DOCUMENT SEGMENT -
+ + +

The first confirmed case of COVID-19 in the United States (US) was diagnosed in Washington state on January 21, 2020 (1). In quick succession other cases were confirmed in Illinois, California, and Arizona (2–4). All initial cases reported in the US had a known travel history to mainland China, the epicenter of the pandemic. The first reported local transmission on US soil was discovered on January 30 in Illinois (5). However, very few COVID-19 cases were detected until the case definition for testing was updated on March 4, 2020, to include symptomatic individuals without travel history (6). On April 1, when the US federal government issued social distancing guidelines, 26,655 new reported cases and 1,050 deaths were recorded in the United States. In Fig. 1A we show a timeline of initial confirmed cases, testing policies, and early containment and mitigation initiatives concerning the US COVID-19 outbreak.

Figure 1: Early picture of the COVID-19 outbreak in the United States.

(A) A timeline of the daily reported and confirmed cases of COVID-19 in the US including information on the first 10 reported cases and other significant events related to the outbreak up to March 1, 2020. (B) Model-based estimates for the median daily number of new infections in the continental US. Error bars represent the interquartile range. The inset plot compares the weekly incidence of reported cases with the weekly incidence of infections estimated by the model for the week of March 8 – 14, 2020, for 48 of the continental states that reported at least 1 confirmed case. Circle size corresponds to the population size of each state. (C) Model based estimates for the median number of daily infections in the continental US as of March 1, 2020.

Given the narrowness of the initial testing criteria, it is expected that the SARS-CoV-2 virus causing COVID-19 was spreading through “cryptic transmission” in January and February, setting the stage for the large epidemic wave experienced in March and April, 2020. In this study, we model the arrival and cryptic phase of the COVID-19 epidemic in the US. We estimate the time frame for the establishment of local transmission in the different states and provide a statistical analysis of the domestic spread of the COVID-19 epidemic.

To study the spatial and temporal spread of COVID-19, we use the Global Epidemic and Mobility Model (GLEAM), an individual-based, stochastic, and spatial epidemic model (7–11). The model was previously used to characterize the early stage of the COVID-19 epidemic in mainland China and the effect of travel restrictions on infections exported to other global regions (12). GLEAM generates an ensemble of possible epidemics described by the number of newly generated infections, the time of disease arrival in different regions of the world, and the number of infected travelers. The model divides the global population into more than 3, 200 subpopulations in roughly 200 different countries and territories. The airline transportation data encompass daily origin-destination traffic flows from the Official Aviation Guide (OAG) and the International Air Transport Association (IATA) databases (13,14), whereas ground mobility flows are derived from the analysis and modeling of data collected from the statistics offices of 30 countries on five continents (7, 8).

+ + +

MATERIAL PROVIDED -
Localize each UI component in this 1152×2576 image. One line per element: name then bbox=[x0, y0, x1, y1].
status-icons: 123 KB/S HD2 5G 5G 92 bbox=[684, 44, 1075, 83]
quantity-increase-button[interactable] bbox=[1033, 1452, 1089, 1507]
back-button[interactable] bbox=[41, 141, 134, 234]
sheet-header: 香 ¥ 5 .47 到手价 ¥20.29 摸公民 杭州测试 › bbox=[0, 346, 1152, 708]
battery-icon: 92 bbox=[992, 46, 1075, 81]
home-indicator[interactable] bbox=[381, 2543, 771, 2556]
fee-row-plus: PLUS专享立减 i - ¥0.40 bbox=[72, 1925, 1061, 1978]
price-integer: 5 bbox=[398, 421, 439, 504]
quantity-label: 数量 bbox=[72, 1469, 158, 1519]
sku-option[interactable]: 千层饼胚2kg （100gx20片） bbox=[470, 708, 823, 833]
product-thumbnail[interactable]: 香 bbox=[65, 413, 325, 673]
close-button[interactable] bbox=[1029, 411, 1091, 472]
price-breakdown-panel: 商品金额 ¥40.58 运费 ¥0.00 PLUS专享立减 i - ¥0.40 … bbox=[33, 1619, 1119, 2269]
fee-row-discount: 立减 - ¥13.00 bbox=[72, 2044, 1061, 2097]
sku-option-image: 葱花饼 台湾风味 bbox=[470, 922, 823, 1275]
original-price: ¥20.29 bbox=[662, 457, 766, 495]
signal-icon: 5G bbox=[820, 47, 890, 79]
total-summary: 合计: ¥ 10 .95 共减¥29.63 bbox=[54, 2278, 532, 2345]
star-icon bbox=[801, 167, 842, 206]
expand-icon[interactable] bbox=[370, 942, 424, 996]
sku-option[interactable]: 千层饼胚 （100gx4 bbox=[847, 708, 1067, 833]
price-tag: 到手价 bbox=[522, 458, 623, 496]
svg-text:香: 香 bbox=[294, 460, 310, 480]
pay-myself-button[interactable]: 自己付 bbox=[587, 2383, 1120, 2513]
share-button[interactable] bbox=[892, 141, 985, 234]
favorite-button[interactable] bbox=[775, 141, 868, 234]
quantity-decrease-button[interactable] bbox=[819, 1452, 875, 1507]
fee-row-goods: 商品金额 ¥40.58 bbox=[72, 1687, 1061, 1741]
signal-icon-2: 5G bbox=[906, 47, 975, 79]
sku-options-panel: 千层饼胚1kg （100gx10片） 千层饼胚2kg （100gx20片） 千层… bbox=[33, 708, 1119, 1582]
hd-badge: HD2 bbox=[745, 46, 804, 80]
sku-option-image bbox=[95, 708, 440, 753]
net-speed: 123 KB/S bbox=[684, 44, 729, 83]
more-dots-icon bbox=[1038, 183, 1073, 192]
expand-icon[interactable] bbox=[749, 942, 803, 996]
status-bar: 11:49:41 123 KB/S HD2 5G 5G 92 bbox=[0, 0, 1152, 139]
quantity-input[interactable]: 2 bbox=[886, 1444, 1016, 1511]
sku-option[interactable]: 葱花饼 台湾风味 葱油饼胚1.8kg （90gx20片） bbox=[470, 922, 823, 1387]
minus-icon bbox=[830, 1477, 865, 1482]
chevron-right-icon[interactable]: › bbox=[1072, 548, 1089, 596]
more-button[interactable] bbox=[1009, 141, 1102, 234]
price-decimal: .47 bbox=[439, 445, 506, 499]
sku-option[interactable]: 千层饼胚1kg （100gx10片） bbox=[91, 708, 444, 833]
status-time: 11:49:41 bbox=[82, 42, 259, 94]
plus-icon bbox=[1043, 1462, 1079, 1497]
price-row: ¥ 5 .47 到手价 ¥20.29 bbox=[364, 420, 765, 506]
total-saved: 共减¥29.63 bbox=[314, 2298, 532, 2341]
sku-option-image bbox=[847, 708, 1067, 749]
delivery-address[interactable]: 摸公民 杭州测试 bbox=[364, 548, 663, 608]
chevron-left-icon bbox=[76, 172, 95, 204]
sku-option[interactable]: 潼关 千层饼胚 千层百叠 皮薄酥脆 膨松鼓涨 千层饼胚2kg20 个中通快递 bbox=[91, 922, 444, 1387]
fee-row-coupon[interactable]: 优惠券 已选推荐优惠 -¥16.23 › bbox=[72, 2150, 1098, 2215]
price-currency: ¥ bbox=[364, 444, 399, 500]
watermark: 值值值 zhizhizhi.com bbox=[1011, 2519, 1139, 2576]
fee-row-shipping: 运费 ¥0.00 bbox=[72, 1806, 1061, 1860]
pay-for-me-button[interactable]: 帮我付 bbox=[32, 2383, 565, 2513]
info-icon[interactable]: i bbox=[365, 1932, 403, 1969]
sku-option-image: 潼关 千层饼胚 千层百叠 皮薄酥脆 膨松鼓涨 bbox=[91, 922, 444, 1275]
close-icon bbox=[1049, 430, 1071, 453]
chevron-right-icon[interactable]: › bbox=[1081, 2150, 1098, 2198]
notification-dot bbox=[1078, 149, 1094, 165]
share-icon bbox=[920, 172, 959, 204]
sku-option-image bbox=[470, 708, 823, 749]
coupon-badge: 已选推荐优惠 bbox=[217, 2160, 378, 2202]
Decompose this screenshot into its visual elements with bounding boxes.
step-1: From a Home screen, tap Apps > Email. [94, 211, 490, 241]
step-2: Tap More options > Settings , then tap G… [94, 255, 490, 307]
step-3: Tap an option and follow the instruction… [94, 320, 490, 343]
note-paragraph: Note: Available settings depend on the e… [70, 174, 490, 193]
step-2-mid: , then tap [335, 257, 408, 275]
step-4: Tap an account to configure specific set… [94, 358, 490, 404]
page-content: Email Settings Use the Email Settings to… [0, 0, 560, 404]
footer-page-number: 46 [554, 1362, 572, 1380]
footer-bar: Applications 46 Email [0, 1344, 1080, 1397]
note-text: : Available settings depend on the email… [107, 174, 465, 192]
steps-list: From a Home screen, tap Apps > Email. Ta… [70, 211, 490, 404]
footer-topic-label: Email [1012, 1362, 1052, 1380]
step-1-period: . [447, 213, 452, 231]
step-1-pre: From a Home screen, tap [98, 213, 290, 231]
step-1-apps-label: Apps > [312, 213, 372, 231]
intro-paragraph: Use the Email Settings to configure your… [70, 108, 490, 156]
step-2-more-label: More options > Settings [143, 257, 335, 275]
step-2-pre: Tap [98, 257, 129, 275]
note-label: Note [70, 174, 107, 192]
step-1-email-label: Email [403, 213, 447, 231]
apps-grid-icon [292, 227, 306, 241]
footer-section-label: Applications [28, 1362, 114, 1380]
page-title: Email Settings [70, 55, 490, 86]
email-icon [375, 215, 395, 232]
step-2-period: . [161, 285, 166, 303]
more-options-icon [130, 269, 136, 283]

+ + +

STUDY QUESTIONS -
• a. Answer these questions from the passage on early COVID-19 spread in the US:
(i) On what date was the first confirmed US case diagnosed?
(ii) On what date was the case definition for testing updated to include symptomatic individuals without travel history?
(iii) Ground mobility flows come from statistics offices in how many countries?
• b. Translate this sentence from the passage on early COVID-19 spread in the US into Spanish: "All initial cases reported in the US had a known travel history to mainland China, the epicenter of the pandemic."
The rows are separate material, apart from the passage on early COVID-19 spread in the US.

YOUR RESPONSES -
• a.
(i) January 21, 2020
(ii) March 4, 2020
(iii) 30

• b. Todos los casos iniciales notificados en EE. UU. tenían un historial de viaje conocido a China continental, el epicentro de la pandemia.